Items from a figure collection
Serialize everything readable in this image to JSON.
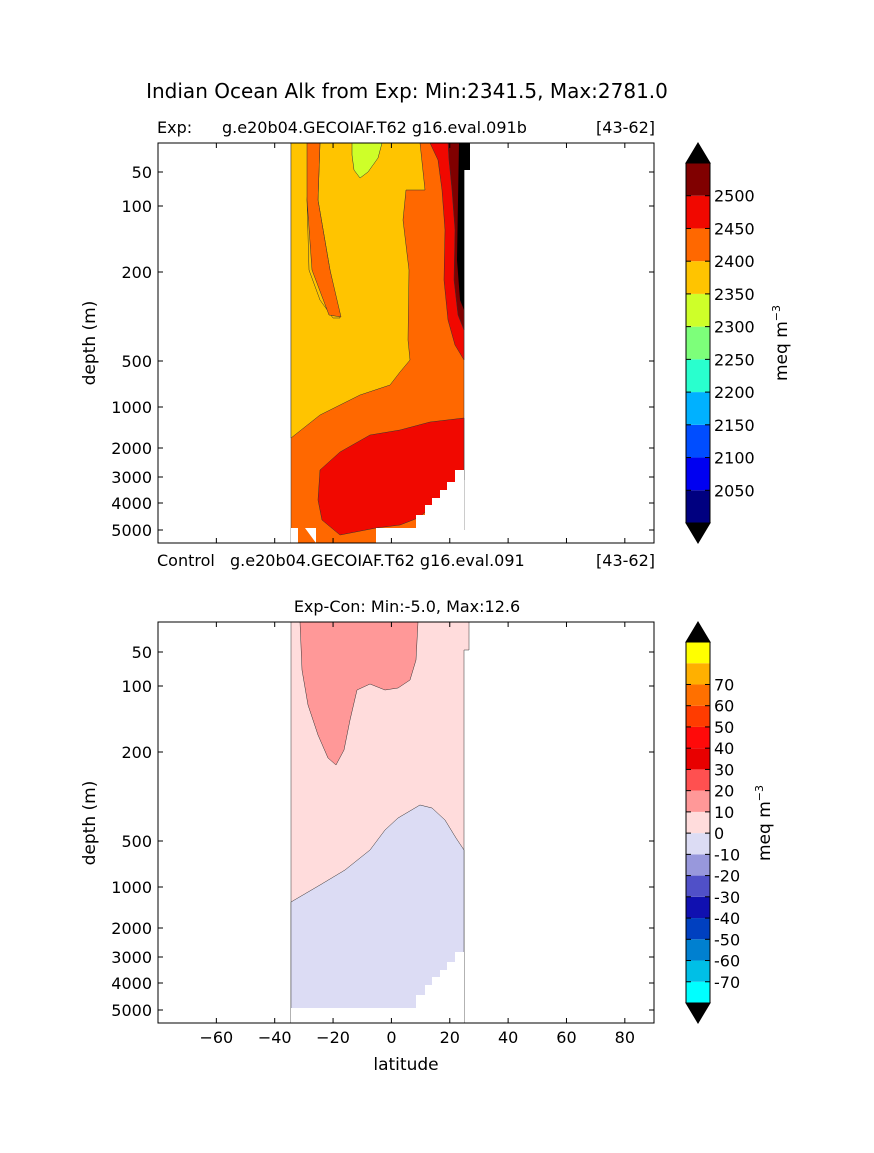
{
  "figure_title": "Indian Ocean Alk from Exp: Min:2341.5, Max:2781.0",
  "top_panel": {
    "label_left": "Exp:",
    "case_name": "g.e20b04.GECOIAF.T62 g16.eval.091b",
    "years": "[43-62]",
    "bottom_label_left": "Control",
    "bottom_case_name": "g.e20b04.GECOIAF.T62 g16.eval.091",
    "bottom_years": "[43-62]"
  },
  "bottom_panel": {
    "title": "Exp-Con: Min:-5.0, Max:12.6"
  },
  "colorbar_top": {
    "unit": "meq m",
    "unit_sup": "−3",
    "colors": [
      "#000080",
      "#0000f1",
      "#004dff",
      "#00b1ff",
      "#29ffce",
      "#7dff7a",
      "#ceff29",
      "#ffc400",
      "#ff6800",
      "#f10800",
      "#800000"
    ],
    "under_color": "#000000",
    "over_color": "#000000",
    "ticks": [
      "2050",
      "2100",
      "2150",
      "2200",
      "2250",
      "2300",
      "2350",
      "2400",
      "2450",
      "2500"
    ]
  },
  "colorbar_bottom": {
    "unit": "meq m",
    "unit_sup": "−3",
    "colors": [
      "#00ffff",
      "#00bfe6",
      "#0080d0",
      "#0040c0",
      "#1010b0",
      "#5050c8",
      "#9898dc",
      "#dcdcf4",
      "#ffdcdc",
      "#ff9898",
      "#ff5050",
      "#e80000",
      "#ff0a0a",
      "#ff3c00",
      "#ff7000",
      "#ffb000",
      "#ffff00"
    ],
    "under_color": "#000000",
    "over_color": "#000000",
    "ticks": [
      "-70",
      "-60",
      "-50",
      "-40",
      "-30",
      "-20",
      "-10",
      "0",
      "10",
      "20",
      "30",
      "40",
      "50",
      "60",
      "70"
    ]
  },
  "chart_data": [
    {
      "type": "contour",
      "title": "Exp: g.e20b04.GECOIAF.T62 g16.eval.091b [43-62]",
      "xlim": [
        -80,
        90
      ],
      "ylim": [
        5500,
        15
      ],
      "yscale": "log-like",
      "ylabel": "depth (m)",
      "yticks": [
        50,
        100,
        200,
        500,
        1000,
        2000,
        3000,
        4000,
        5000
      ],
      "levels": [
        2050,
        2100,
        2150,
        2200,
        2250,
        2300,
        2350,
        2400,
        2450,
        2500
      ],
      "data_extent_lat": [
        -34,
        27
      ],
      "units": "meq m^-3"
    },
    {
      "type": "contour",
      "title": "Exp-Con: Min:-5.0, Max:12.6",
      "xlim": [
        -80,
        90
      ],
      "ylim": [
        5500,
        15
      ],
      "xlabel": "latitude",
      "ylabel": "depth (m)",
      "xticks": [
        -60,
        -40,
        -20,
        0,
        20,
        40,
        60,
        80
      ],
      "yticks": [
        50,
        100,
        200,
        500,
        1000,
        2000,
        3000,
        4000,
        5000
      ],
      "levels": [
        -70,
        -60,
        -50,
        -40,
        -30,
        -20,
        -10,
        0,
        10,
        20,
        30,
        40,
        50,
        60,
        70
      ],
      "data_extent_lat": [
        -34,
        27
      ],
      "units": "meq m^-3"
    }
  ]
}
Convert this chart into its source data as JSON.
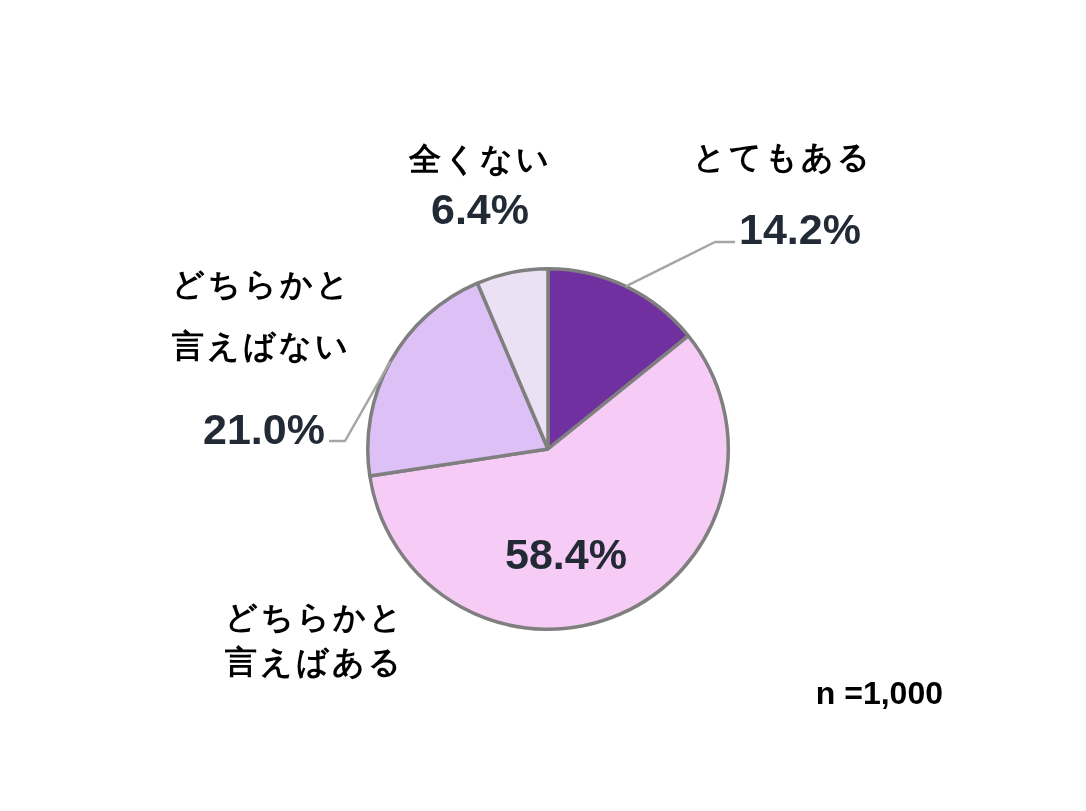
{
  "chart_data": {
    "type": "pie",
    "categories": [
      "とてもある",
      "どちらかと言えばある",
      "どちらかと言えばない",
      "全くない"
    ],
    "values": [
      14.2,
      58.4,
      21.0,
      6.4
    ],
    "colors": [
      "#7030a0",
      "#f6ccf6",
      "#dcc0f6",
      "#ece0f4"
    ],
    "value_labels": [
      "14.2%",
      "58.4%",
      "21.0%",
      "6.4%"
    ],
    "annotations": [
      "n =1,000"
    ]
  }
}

→ **Objective**
The material above must be printed exactly, with its pictures left out.

→ **Answer to the task**
Serialize everything readable in this image to JSON.
{
  "figure_title": "Indian Ocean Alk from Exp: Min:2341.5, Max:2781.0",
  "top_panel": {
    "label_left": "Exp:",
    "case_name": "g.e20b04.GECOIAF.T62 g16.eval.091b",
    "years": "[43-62]",
    "bottom_label_left": "Control",
    "bottom_case_name": "g.e20b04.GECOIAF.T62 g16.eval.091",
    "bottom_years": "[43-62]"
  },
  "bottom_panel": {
    "title": "Exp-Con: Min:-5.0, Max:12.6"
  },
  "colorbar_top": {
    "unit": "meq m",
    "unit_sup": "−3",
    "colors": [
      "#000080",
      "#0000f1",
      "#004dff",
      "#00b1ff",
      "#29ffce",
      "#7dff7a",
      "#ceff29",
      "#ffc400",
      "#ff6800",
      "#f10800",
      "#800000"
    ],
    "under_color": "#000000",
    "over_color": "#000000",
    "ticks": [
      "2050",
      "2100",
      "2150",
      "2200",
      "2250",
      "2300",
      "2350",
      "2400",
      "2450",
      "2500"
    ]
  },
  "colorbar_bottom": {
    "unit": "meq m",
    "unit_sup": "−3",
    "colors": [
      "#00ffff",
      "#00bfe6",
      "#0080d0",
      "#0040c0",
      "#1010b0",
      "#5050c8",
      "#9898dc",
      "#dcdcf4",
      "#ffdcdc",
      "#ff9898",
      "#ff5050",
      "#e80000",
      "#ff0a0a",
      "#ff3c00",
      "#ff7000",
      "#ffb000",
      "#ffff00"
    ],
    "under_color": "#000000",
    "over_color": "#000000",
    "ticks": [
      "-70",
      "-60",
      "-50",
      "-40",
      "-30",
      "-20",
      "-10",
      "0",
      "10",
      "20",
      "30",
      "40",
      "50",
      "60",
      "70"
    ]
  },
  "chart_data": [
    {
      "type": "contour",
      "title": "Exp: g.e20b04.GECOIAF.T62 g16.eval.091b [43-62]",
      "xlim": [
        -80,
        90
      ],
      "ylim": [
        5500,
        15
      ],
      "yscale": "log-like",
      "ylabel": "depth (m)",
      "yticks": [
        50,
        100,
        200,
        500,
        1000,
        2000,
        3000,
        4000,
        5000
      ],
      "levels": [
        2050,
        2100,
        2150,
        2200,
        2250,
        2300,
        2350,
        2400,
        2450,
        2500
      ],
      "data_extent_lat": [
        -34,
        27
      ],
      "units": "meq m^-3"
    },
    {
      "type": "contour",
      "title": "Exp-Con: Min:-5.0, Max:12.6",
      "xlim": [
        -80,
        90
      ],
      "ylim": [
        5500,
        15
      ],
      "xlabel": "latitude",
      "ylabel": "depth (m)",
      "xticks": [
        -60,
        -40,
        -20,
        0,
        20,
        40,
        60,
        80
      ],
      "yticks": [
        50,
        100,
        200,
        500,
        1000,
        2000,
        3000,
        4000,
        5000
      ],
      "levels": [
        -70,
        -60,
        -50,
        -40,
        -30,
        -20,
        -10,
        0,
        10,
        20,
        30,
        40,
        50,
        60,
        70
      ],
      "data_extent_lat": [
        -34,
        27
      ],
      "units": "meq m^-3"
    }
  ]
}
Convert this chart into its source data as JSON.
{
  "chart_data": {
    "type": "pie",
    "categories": [
      "とてもある",
      "どちらかと言えばある",
      "どちらかと言えばない",
      "全くない"
    ],
    "values": [
      14.2,
      58.4,
      21.0,
      6.4
    ],
    "colors": [
      "#7030a0",
      "#f6ccf6",
      "#dcc0f6",
      "#ece0f4"
    ],
    "value_labels": [
      "14.2%",
      "58.4%",
      "21.0%",
      "6.4%"
    ],
    "annotations": [
      "n =1,000"
    ]
  }
}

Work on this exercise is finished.